** Begin DATASET EXTRACT **
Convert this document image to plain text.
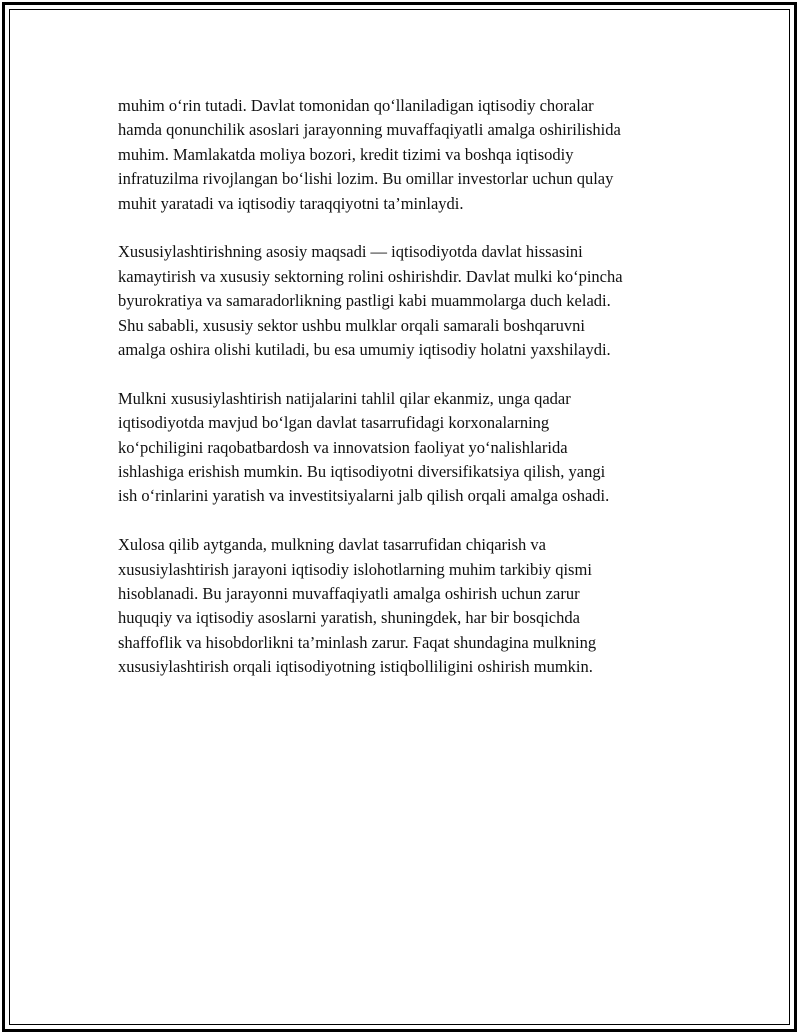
muhim o‘rin tutadi. Davlat tomonidan qo‘llaniladigan iqtisodiy choralar
hamda qonunchilik asoslari jarayonning muvaffaqiyatli amalga oshirilishida
muhim. Mamlakatda moliya bozori, kredit tizimi va boshqa iqtisodiy
infratuzilma rivojlangan bo‘lishi lozim. Bu omillar investorlar uchun qulay
muhit yaratadi va iqtisodiy taraqqiyotni ta’minlaydi.

Xususiylashtirishning asosiy maqsadi — iqtisodiyotda davlat hissasini
kamaytirish va xususiy sektorning rolini oshirishdir. Davlat mulki ko‘pincha
byurokratiya va samaradorlikning pastligi kabi muammolarga duch keladi.
Shu sababli, xususiy sektor ushbu mulklar orqali samarali boshqaruvni
amalga oshira olishi kutiladi, bu esa umumiy iqtisodiy holatni yaxshilaydi.

Mulkni xususiylashtirish natijalarini tahlil qilar ekanmiz, unga qadar
iqtisodiyotda mavjud bo‘lgan davlat tasarrufidagi korxonalarning
ko‘pchiligini raqobatbardosh va innovatsion faoliyat yo‘nalishlarida
ishlashiga erishish mumkin. Bu iqtisodiyotni diversifikatsiya qilish, yangi
ish o‘rinlarini yaratish va investitsiyalarni jalb qilish orqali amalga oshadi.

Xulosa qilib aytganda, mulkning davlat tasarrufidan chiqarish va
xususiylashtirish jarayoni iqtisodiy islohotlarning muhim tarkibiy qismi
hisoblanadi. Bu jarayonni muvaffaqiyatli amalga oshirish uchun zarur
huquqiy va iqtisodiy asoslarni yaratish, shuningdek, har bir bosqichda
shaffoflik va hisobdorlikni ta’minlash zarur. Faqat shundagina mulkning
xususiylashtirish orqali iqtisodiyotning istiqbolliligini oshirish mumkin.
** End DATASET EXTRACT **
*EXERCISE DIRECTIONS*
Check each line of the data above for the word "muvaffaqiyatli" and say how many lines contain it, giving nothing besides the number.

*WRITTEN ANSWER*
2